BRIEF ::
Go through the material below and copy each line where the word "document" appears.

------ DATA FOR THIS EXERCISE

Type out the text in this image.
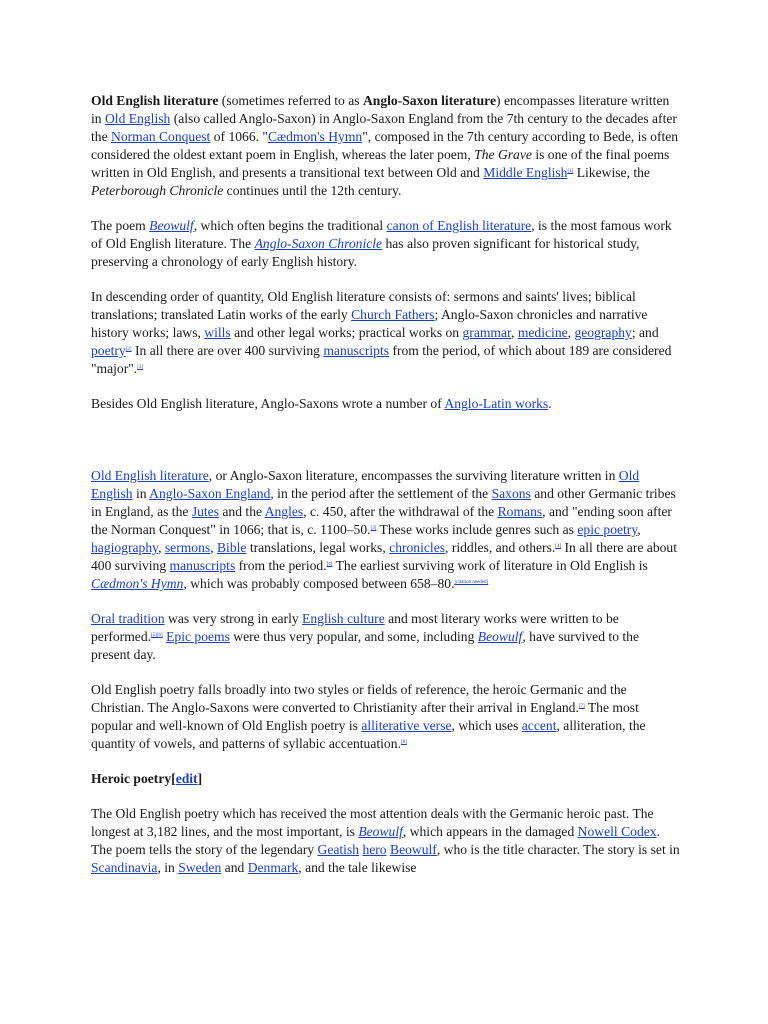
Old English literature (sometimes referred to as Anglo-Saxon literature) encompasses literature written in Old English (also called Anglo-Saxon) in Anglo-Saxon England from the 7th century to the decades after the Norman Conquest of 1066. "Cædmon's Hymn", composed in the 7th century according to Bede, is often considered the oldest extant poem in English, whereas the later poem, The Grave is one of the final poems written in Old English, and presents a transitional text between Old and Middle English[1] Likewise, the Peterborough Chronicle continues until the 12th century.

The poem Beowulf, which often begins the traditional canon of English literature, is the most famous work of Old English literature. The Anglo-Saxon Chronicle has also proven significant for historical study, preserving a chronology of early English history.

In descending order of quantity, Old English literature consists of: sermons and saints' lives; biblical translations; translated Latin works of the early Church Fathers; Anglo-Saxon chronicles and narrative history works; laws, wills and other legal works; practical works on grammar, medicine, geography; and poetry[2] In all there are over 400 surviving manuscripts from the period, of which about 189 are considered "major".[3]

Besides Old English literature, Anglo-Saxons wrote a number of Anglo-Latin works.

Old English literature, or Anglo-Saxon literature, encompasses the surviving literature written in Old English in Anglo-Saxon England, in the period after the settlement of the Saxons and other Germanic tribes in England, as the Jutes and the Angles, c. 450, after the withdrawal of the Romans, and "ending soon after the Norman Conquest" in 1066; that is, c. 1100–50.[3] These works include genres such as epic poetry, hagiography, sermons, Bible translations, legal works, chronicles, riddles, and others.[4] In all there are about 400 surviving manuscripts from the period.[4] The earliest surviving work of literature in Old English is Cædmon's Hymn, which was probably composed between 658–80.[citation needed]

Oral tradition was very strong in early English culture and most literary works were written to be performed.[5][6] Epic poems were thus very popular, and some, including Beowulf, have survived to the present day.

Old English poetry falls broadly into two styles or fields of reference, the heroic Germanic and the Christian. The Anglo-Saxons were converted to Christianity after their arrival in England.[7] The most popular and well-known of Old English poetry is alliterative verse, which uses accent, alliteration, the quantity of vowels, and patterns of syllabic accentuation.[8]

Heroic poetry[edit]

The Old English poetry which has received the most attention deals with the Germanic heroic past. The longest at 3,182 lines, and the most important, is Beowulf, which appears in the damaged Nowell Codex. The poem tells the story of the legendary Geatish hero Beowulf, who is the title character. The story is set in Scandinavia, in Sweden and Denmark, and the tale likewise
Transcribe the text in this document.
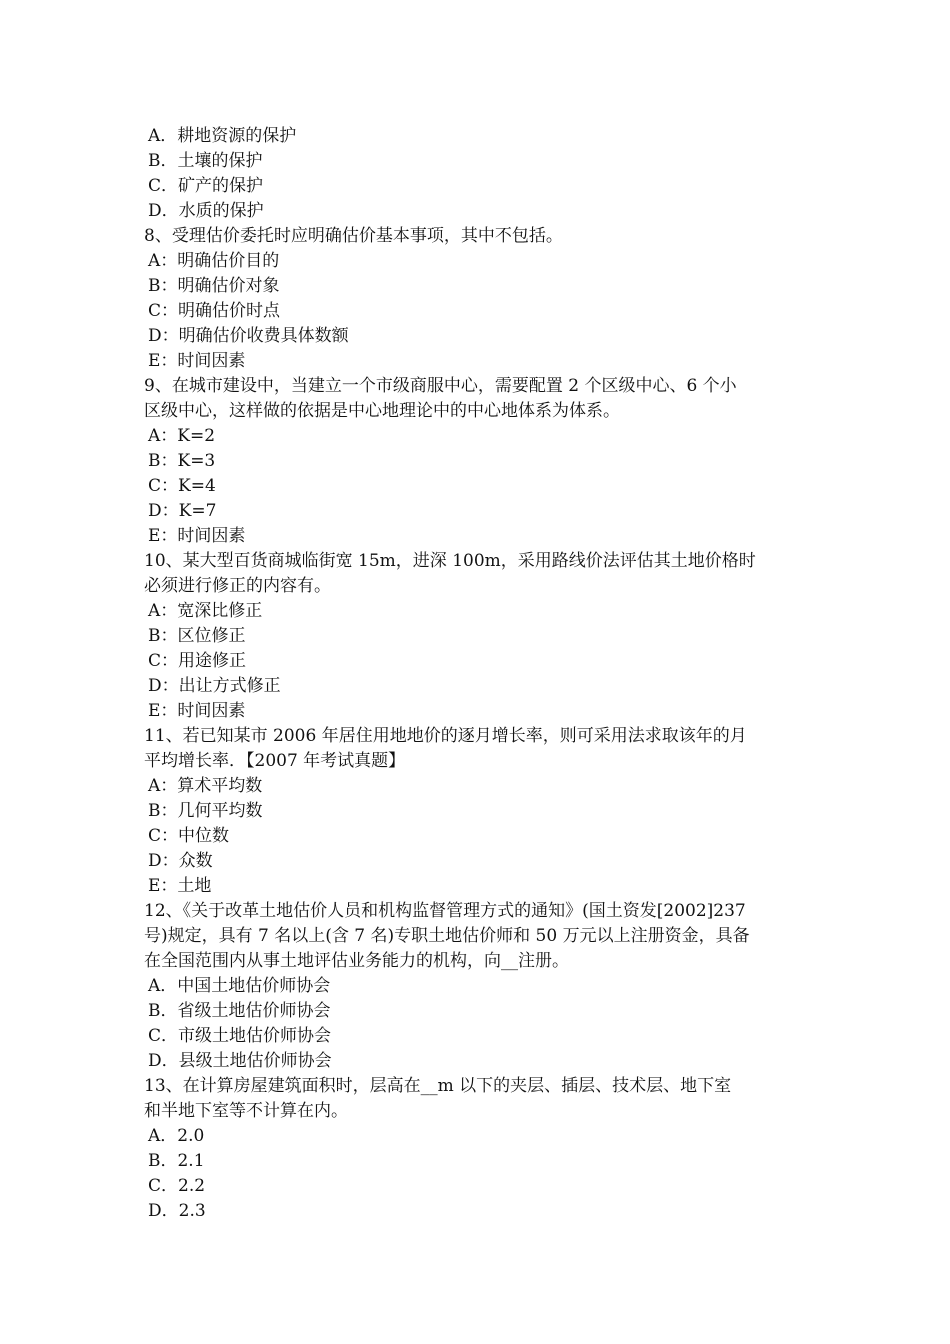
A．耕地资源的保护
B．土壤的保护
C．矿产的保护
D．水质的保护
8、受理估价委托时应明确估价基本事项，其中不包括。
A：明确估价目的
B：明确估价对象
C：明确估价时点
D：明确估价收费具体数额
E：时间因素
9、在城市建设中，当建立一个市级商服中心，需要配置 2 个区级中心、6 个小
区级中心，这样做的依据是中心地理论中的中心地体系为体系。
A：K=2
B：K=3
C：K=4
D：K=7
E：时间因素
10、某大型百货商城临街宽 15m，进深 100m，采用路线价法评估其土地价格时
必须进行修正的内容有。
A：宽深比修正
B：区位修正
C：用途修正
D：出让方式修正
E：时间因素
11、若已知某市 2006 年居住用地地价的逐月增长率，则可采用法求取该年的月
平均增长率．【2007 年考试真题】
A：算术平均数
B：几何平均数
C：中位数
D：众数
E：土地
12、《关于改革土地估价人员和机构监督管理方式的通知》(国土资发[2002]237
号)规定，具有 7 名以上(含 7 名)专职土地估价师和 50 万元以上注册资金，具备
在全国范围内从事土地评估业务能力的机构，向__注册。
A．中国土地估价师协会
B．省级土地估价师协会
C．市级土地估价师协会
D．县级土地估价师协会
13、在计算房屋建筑面积时，层高在__m 以下的夹层、插层、技术层、地下室
和半地下室等不计算在内。
A．2.0
B．2.1
C．2.2
D．2.3
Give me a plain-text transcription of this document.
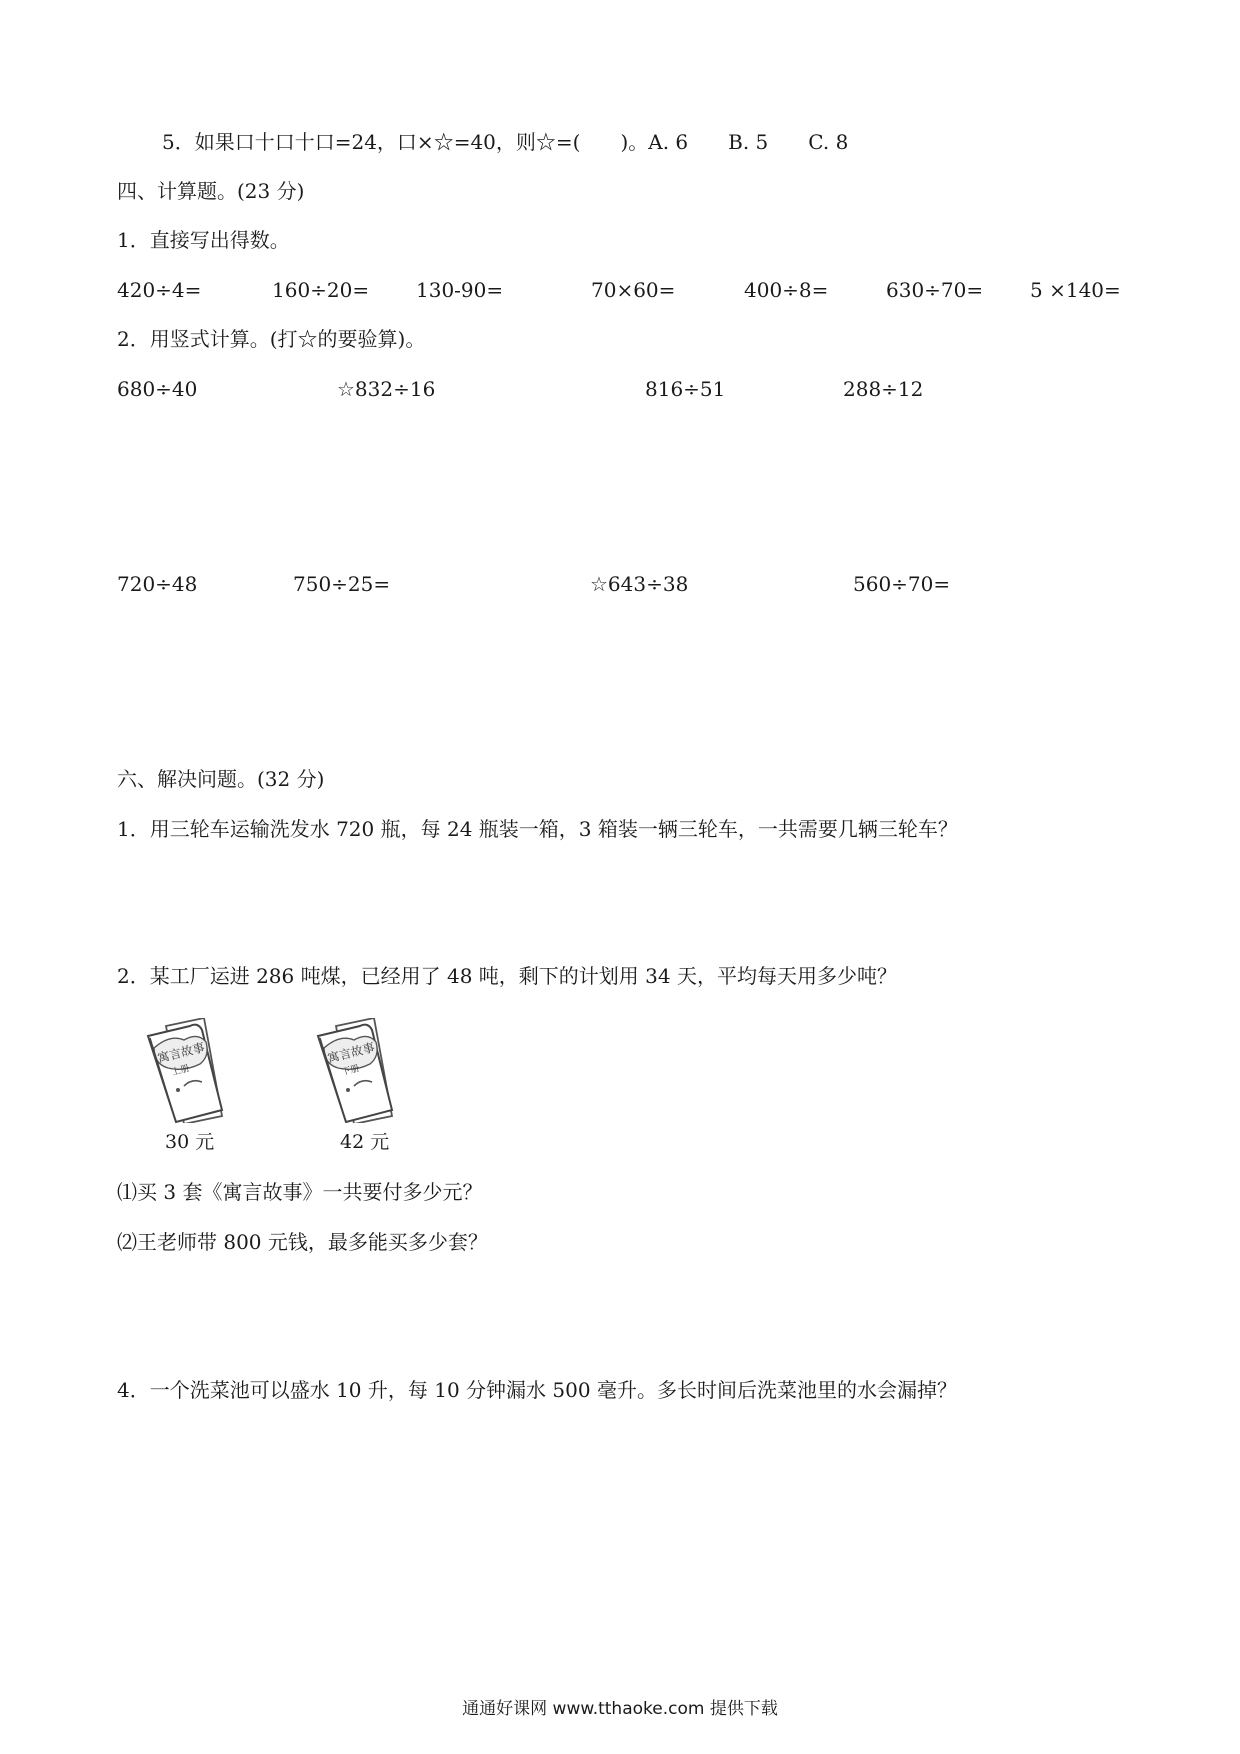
5．如果口十口十口=24，口×☆=40，则☆=(　　)。A. 6　　B. 5　　C. 8
四、计算题。(23 分)
1．直接写出得数。
420÷4=	160÷20= 130-90=	70×60=	400÷8=	630÷70= 5 ×140=
2．用竖式计算。(打☆的要验算)。
680÷40	☆832÷16	816÷51	288÷12
720÷48	750÷25=	☆643÷38	560÷70=
六、解决问题。(32 分)
1．用三轮车运输洗发水 720 瓶，每 24 瓶装一箱，3 箱装一辆三轮车，一共需要几辆三轮车？
2．某工厂运进 286 吨煤，已经用了 48 吨，剩下的计划用 34 天，平均每天用多少吨？
寓言故事
上册
30 元
寓言故事
下册
42 元
⑴买 3 套《寓言故事》一共要付多少元？
⑵王老师带 800 元钱，最多能买多少套？
4．一个洗菜池可以盛水 10 升，每 10 分钟漏水 500 毫升。多长时间后洗菜池里的水会漏掉？
通通好课网 www.tthaoke.com 提供下载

------------

RESPONSE TO THIS TASK ::
Transcribe the text in this document.
Give me a plain-text transcription of this document.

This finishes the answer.